CHALLENGE:
Using the data below, copy every line that contains the word "équipements".

MATERIAL SUPPLIED:
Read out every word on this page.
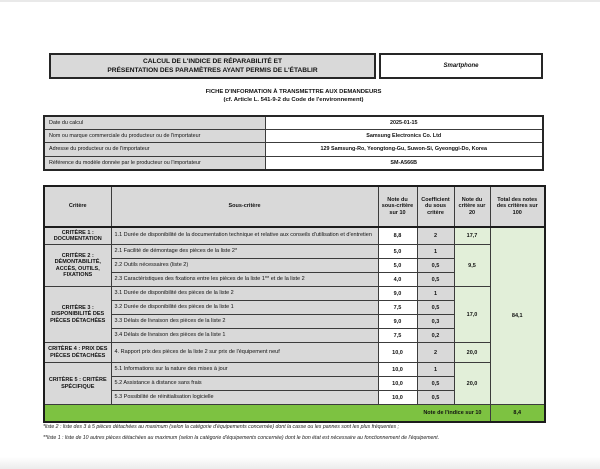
CALCUL DE L'INDICE DE RÉPARABILITÉ ET
PRÉSENTATION DES PARAMÈTRES AYANT PERMIS DE L'ÉTABLIR
Smartphone
FICHE D'INFORMATION À TRANSMETTRE AUX DEMANDEURS
(cf. Article L. 541-9-2 du Code de l'environnement)
Date du calcul	2025-01-15
Nom ou marque commerciale du producteur ou de l'importateur	Samsung Electronics Co. Ltd
Adresse du producteur ou de l'importateur	129 Samsung-Ro, Yeongtong-Gu, Suwon-Si, Gyeonggi-Do, Korea
Référence du modèle donnée par le producteur ou l'importateur	SM-A566B
Critère	Sous-critère	Note du sous-critère sur 10	Coefficient du sous critère	Note du critère sur 20	Total des notes des critères sur 100
CRITÈRE 1 : DOCUMENTATION	1.1 Durée de disponibilité de la documentation technique et relative aux conseils d'utilisation et d'entretien	8,8	2	17,7	84,1
CRITÈRE 2 : DÉMONTABILITÉ, ACCÈS, OUTILS, FIXATIONS	2.1 Facilité de démontage des pièces de la liste 2*	5,0	1	9,5	
	2.2 Outils nécessaires (liste 2)	5,0	0,5		
	2.3 Caractéristiques des fixations entre les pièces de la liste 1** et de la liste 2	4,0	0,5		
CRITÈRE 3 : DISPONIBILITÉ DES PIÈCES DÉTACHÉES	3.1 Durée de disponibilité des pièces de la liste 2	9,0	1	17,0	
	3.2 Durée de disponibilité des pièces de la liste 1	7,5	0,5		
	3.3 Délais de livraison des pièces de la liste 2	9,0	0,3		
	3.4 Délais de livraison des pièces de la liste 1	7,5	0,2		
CRITÈRE 4 : PRIX DES PIÈCES DÉTACHÉES	4. Rapport prix des pièces de la liste 2 sur prix de l'équipement neuf	10,0	2	20,0	
CRITÈRE 5 : CRITÈRE SPÉCIFIQUE	5.1 Informations sur la nature des mises à jour	10,0	1	20,0	
	5.2 Assistance à distance sans frais	10,0	0,5		
	5.3 Possibilité de réinitialisation logicielle	10,0	0,5		
Note de l'indice sur 10					8,4
*liste 2 : liste des 3 à 5 pièces détachées au maximum (selon la catégorie d'équipements concernée) dont la casse ou les pannes sont les plus fréquentes ;
**liste 1 : liste de 10 autres pièces détachées au maximum (selon la catégorie d'équipements concernée) dont le bon état est nécessaire au fonctionnement de l'équipement.
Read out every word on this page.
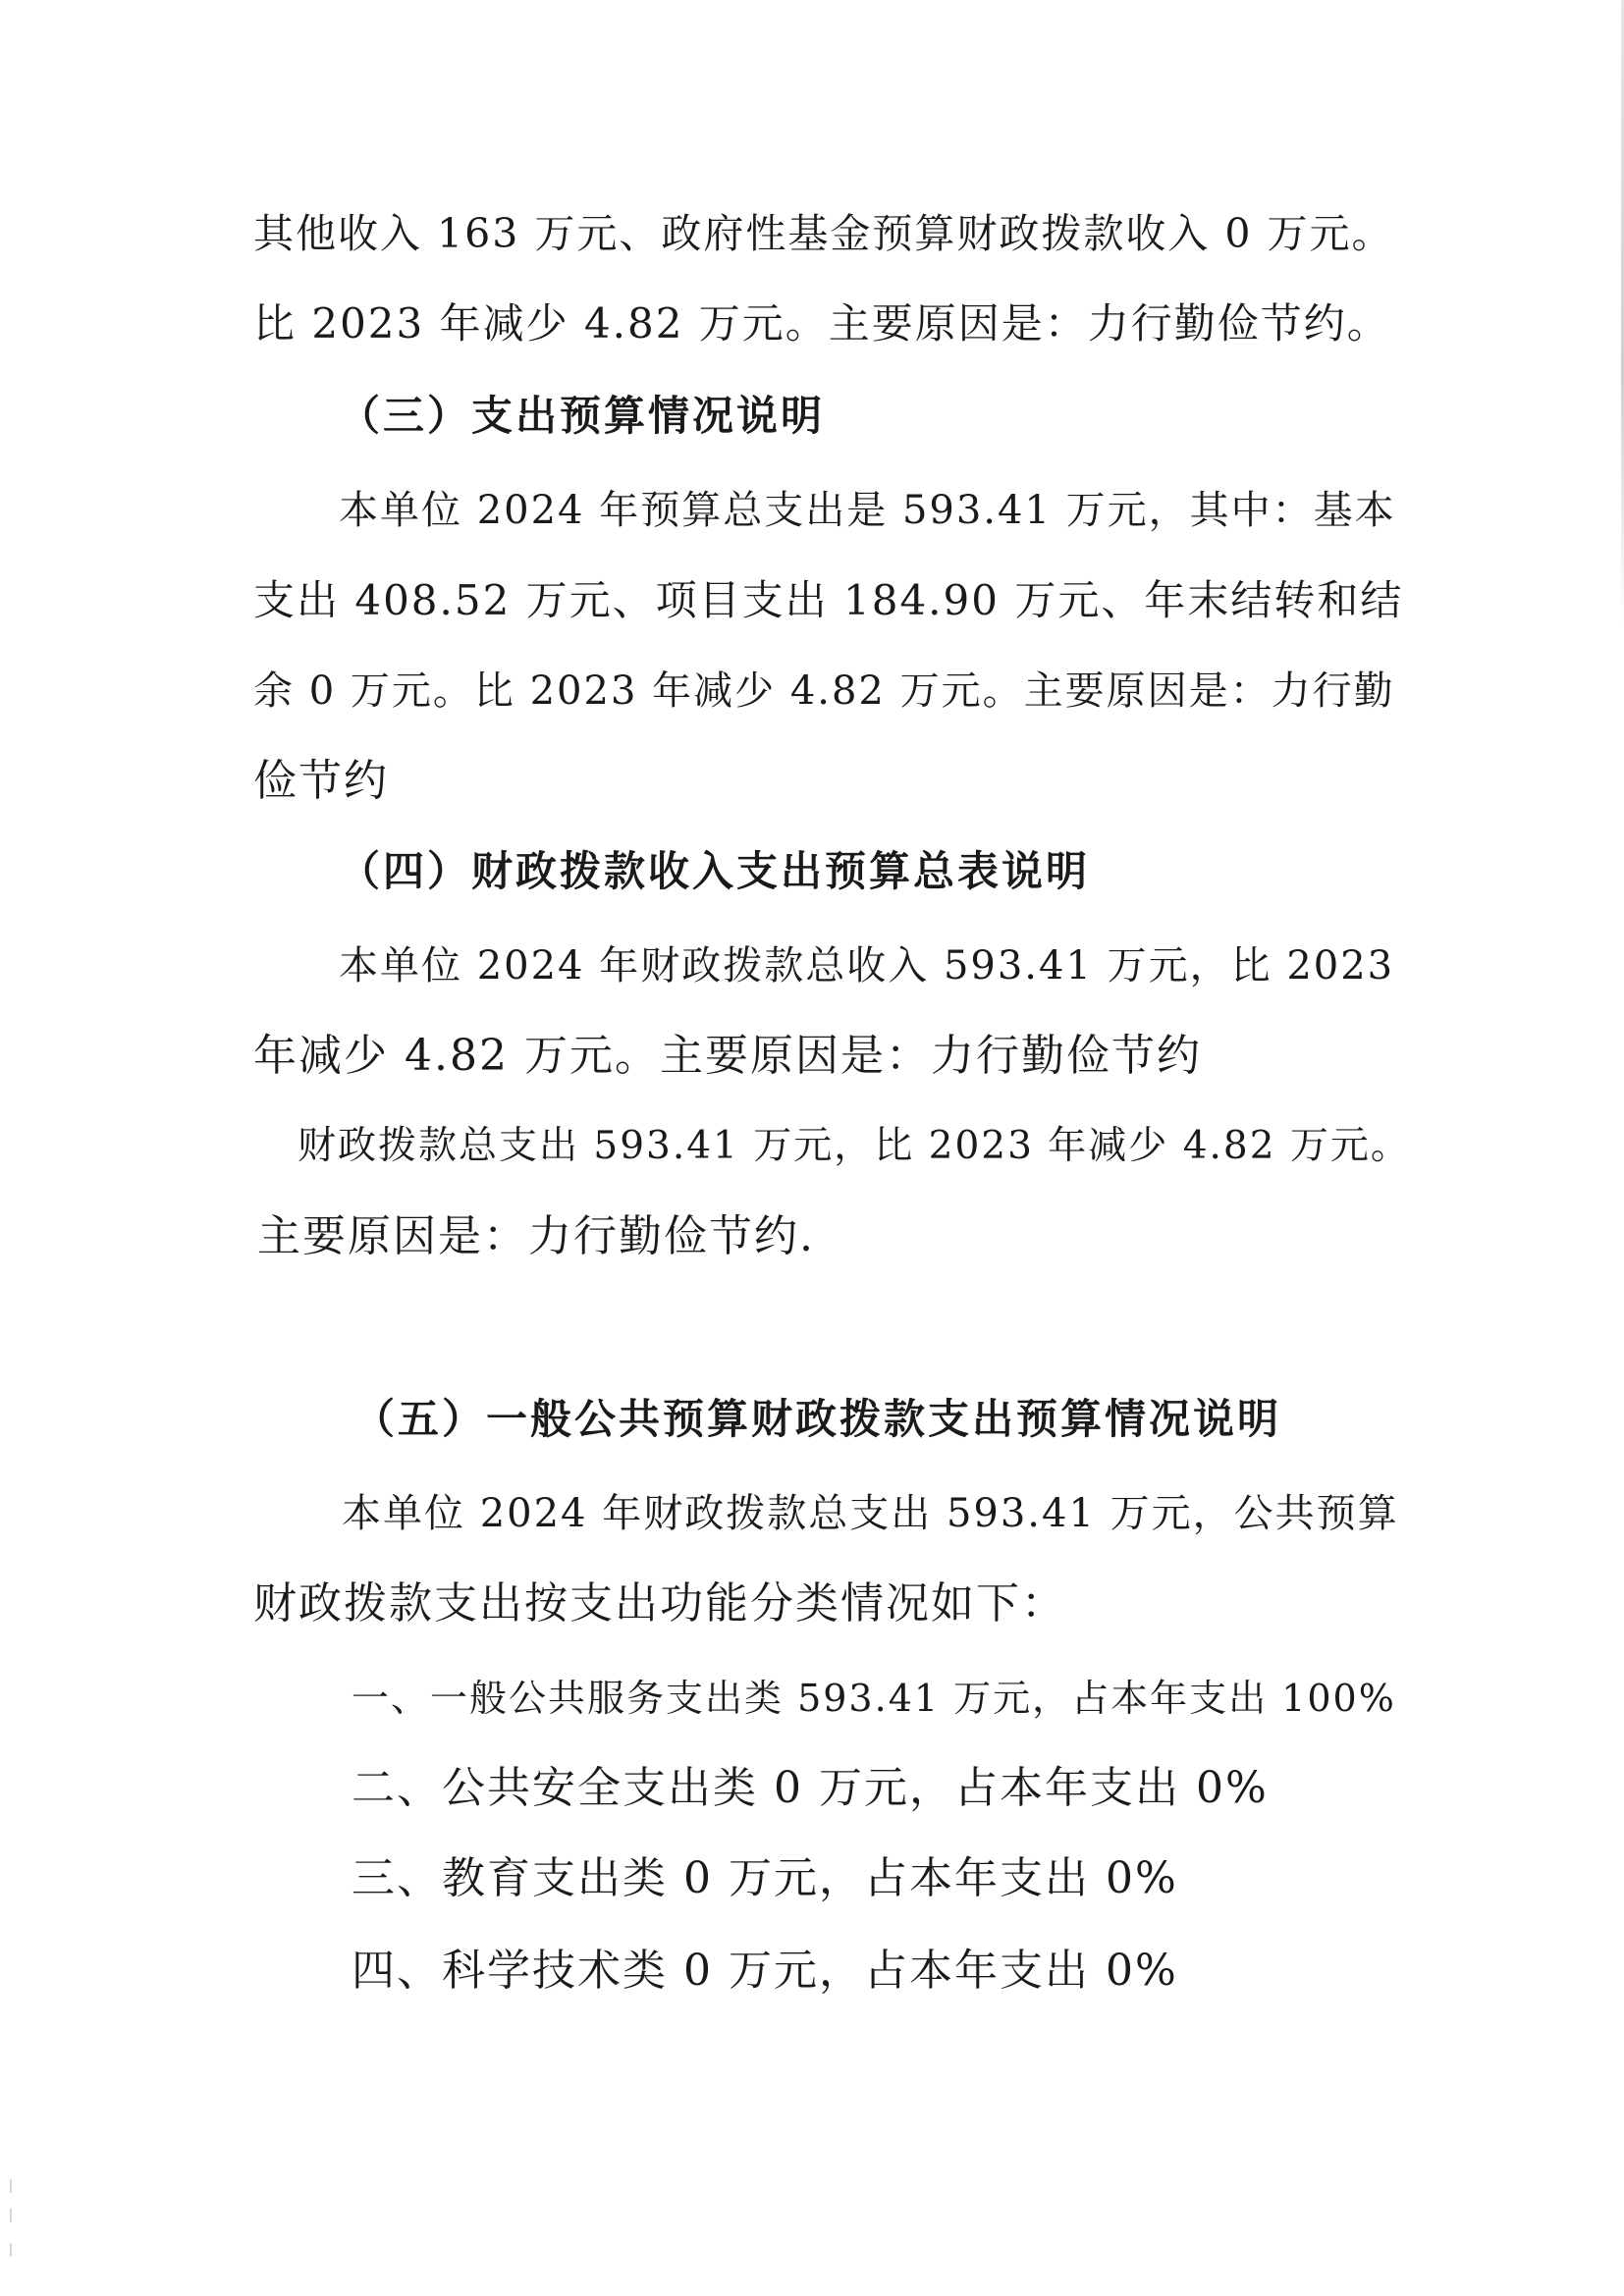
其他收入 163 万元、政府性基金预算财政拨款收入 0 万元。
比 2023 年减少 4.82 万元。主要原因是：力行勤俭节约。
（三）支出预算情况说明
本单位 2024 年预算总支出是 593.41 万元，其中：基本
支出 408.52 万元、项目支出 184.90 万元、年末结转和结
余 0 万元。比 2023 年减少 4.82 万元。主要原因是：力行勤
俭节约
（四）财政拨款收入支出预算总表说明
本单位 2024 年财政拨款总收入 593.41 万元，比 2023
年减少 4.82 万元。主要原因是：力行勤俭节约
财政拨款总支出 593.41 万元，比 2023 年减少 4.82 万元。
主要原因是：力行勤俭节约.
（五）一般公共预算财政拨款支出预算情况说明
本单位 2024 年财政拨款总支出 593.41 万元，公共预算
财政拨款支出按支出功能分类情况如下：
一、一般公共服务支出类 593.41 万元，占本年支出 100%
二、公共安全支出类 0 万元，占本年支出 0%
三、教育支出类 0 万元，占本年支出 0%
四、科学技术类 0 万元，占本年支出 0%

THE COMPLETED TASK:
*liste 2 : liste des 3 à 5 pièces détachées au maximum (selon la catégorie d'équipements concernée) dont la casse ou les pannes sont les plus fréquentes ;
**liste 1 : liste de 10 autres pièces détachées au maximum (selon la catégorie d'équipements concernée) dont le bon état est nécessaire au fonctionnement de l'équipement.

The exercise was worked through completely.